(Region and label listings)
++++++++++++++++++++

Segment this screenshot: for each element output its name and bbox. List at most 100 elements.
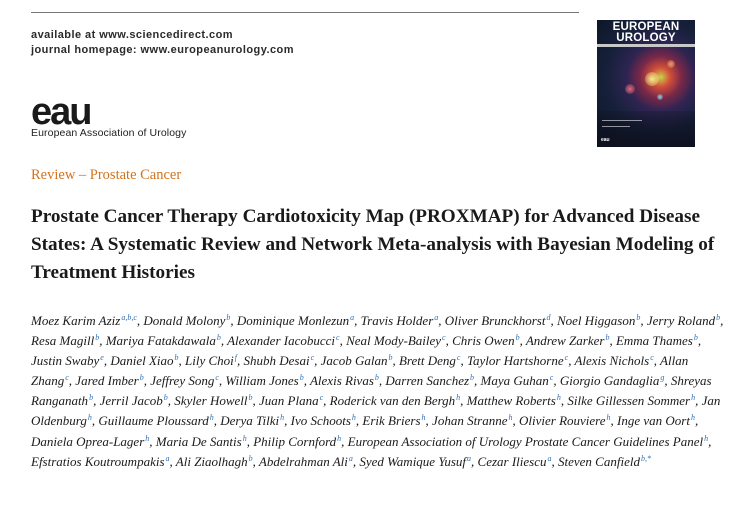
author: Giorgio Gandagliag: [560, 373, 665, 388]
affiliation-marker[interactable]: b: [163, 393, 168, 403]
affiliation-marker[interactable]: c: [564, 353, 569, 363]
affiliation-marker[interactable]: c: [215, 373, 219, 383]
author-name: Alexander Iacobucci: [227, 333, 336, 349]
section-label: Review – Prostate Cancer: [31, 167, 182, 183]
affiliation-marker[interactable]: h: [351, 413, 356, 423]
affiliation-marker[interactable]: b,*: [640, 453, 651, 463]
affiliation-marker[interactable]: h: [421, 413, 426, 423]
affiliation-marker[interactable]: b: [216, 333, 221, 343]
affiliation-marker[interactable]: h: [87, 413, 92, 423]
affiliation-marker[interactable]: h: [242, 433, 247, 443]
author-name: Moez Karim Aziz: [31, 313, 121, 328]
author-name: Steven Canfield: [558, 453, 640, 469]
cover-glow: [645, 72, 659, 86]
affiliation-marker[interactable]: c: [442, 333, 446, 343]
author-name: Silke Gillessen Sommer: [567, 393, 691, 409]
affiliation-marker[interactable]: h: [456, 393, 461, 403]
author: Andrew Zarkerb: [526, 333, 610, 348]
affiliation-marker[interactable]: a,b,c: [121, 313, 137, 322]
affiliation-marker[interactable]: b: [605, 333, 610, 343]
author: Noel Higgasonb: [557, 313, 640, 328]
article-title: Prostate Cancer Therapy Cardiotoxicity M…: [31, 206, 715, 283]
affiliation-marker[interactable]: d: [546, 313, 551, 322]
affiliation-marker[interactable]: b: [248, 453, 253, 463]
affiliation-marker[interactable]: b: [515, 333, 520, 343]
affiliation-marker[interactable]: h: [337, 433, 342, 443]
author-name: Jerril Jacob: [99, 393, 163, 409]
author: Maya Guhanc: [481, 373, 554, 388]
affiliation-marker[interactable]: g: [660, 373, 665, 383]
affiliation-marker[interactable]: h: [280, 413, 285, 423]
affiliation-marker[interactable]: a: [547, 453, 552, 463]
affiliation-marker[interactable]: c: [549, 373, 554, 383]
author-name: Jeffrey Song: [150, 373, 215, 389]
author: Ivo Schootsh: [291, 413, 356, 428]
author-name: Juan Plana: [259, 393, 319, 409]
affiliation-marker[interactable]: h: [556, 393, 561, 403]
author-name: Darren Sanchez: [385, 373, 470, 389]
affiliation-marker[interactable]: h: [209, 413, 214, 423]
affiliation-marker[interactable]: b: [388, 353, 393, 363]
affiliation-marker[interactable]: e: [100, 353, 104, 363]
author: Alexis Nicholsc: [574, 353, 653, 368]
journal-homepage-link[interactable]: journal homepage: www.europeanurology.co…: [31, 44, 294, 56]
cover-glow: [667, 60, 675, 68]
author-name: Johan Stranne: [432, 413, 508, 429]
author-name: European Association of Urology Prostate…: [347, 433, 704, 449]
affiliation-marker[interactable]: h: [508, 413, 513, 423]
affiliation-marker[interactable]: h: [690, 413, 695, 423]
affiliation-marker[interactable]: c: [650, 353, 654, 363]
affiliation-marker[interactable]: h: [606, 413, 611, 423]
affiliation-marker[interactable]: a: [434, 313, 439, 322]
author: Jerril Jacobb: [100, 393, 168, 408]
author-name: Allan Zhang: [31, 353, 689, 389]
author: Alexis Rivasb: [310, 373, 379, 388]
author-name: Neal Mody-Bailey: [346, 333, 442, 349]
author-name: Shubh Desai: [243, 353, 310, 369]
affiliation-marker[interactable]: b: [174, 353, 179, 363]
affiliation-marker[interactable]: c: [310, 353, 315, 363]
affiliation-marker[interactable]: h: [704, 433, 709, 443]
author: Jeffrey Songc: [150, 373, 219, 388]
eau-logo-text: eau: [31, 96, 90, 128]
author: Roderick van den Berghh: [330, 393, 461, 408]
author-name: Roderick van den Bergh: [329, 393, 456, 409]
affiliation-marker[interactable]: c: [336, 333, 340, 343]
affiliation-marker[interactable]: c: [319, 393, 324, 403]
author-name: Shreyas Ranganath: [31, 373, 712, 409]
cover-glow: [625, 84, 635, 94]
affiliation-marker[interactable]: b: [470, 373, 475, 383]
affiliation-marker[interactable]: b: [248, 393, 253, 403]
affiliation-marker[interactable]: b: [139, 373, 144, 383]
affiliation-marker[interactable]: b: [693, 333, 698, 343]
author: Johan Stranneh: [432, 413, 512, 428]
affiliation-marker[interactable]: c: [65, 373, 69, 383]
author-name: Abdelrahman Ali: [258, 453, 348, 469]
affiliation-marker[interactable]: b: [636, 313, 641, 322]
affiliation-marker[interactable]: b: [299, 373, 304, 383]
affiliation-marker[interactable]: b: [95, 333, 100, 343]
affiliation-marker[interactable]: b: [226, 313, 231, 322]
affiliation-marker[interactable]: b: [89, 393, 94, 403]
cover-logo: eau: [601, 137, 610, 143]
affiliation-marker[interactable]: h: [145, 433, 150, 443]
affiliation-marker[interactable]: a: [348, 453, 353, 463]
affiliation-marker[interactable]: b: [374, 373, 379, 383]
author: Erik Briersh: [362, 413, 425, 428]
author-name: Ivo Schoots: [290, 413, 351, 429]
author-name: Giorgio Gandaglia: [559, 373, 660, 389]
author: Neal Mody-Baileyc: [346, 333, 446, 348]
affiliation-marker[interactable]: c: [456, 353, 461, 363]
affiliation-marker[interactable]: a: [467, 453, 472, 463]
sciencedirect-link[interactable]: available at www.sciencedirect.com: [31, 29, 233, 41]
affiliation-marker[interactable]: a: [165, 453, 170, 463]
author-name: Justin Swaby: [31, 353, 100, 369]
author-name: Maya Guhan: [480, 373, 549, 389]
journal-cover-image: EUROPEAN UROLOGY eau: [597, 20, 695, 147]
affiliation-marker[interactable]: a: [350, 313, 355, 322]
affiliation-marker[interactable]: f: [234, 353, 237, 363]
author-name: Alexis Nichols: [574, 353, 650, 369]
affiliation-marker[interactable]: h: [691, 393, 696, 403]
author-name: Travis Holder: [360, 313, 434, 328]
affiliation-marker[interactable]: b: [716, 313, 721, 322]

++++++++++++++++++++

◆ Directions: Which of the lines above contain the string "link"? Pull out each of them in full.

◆ Finished answer:
journal-homepage-link[interactable]: journal homepage: www.europeanurology.co…: [31, 44, 294, 56]
sciencedirect-link[interactable]: available at www.sciencedirect.com: [31, 29, 233, 41]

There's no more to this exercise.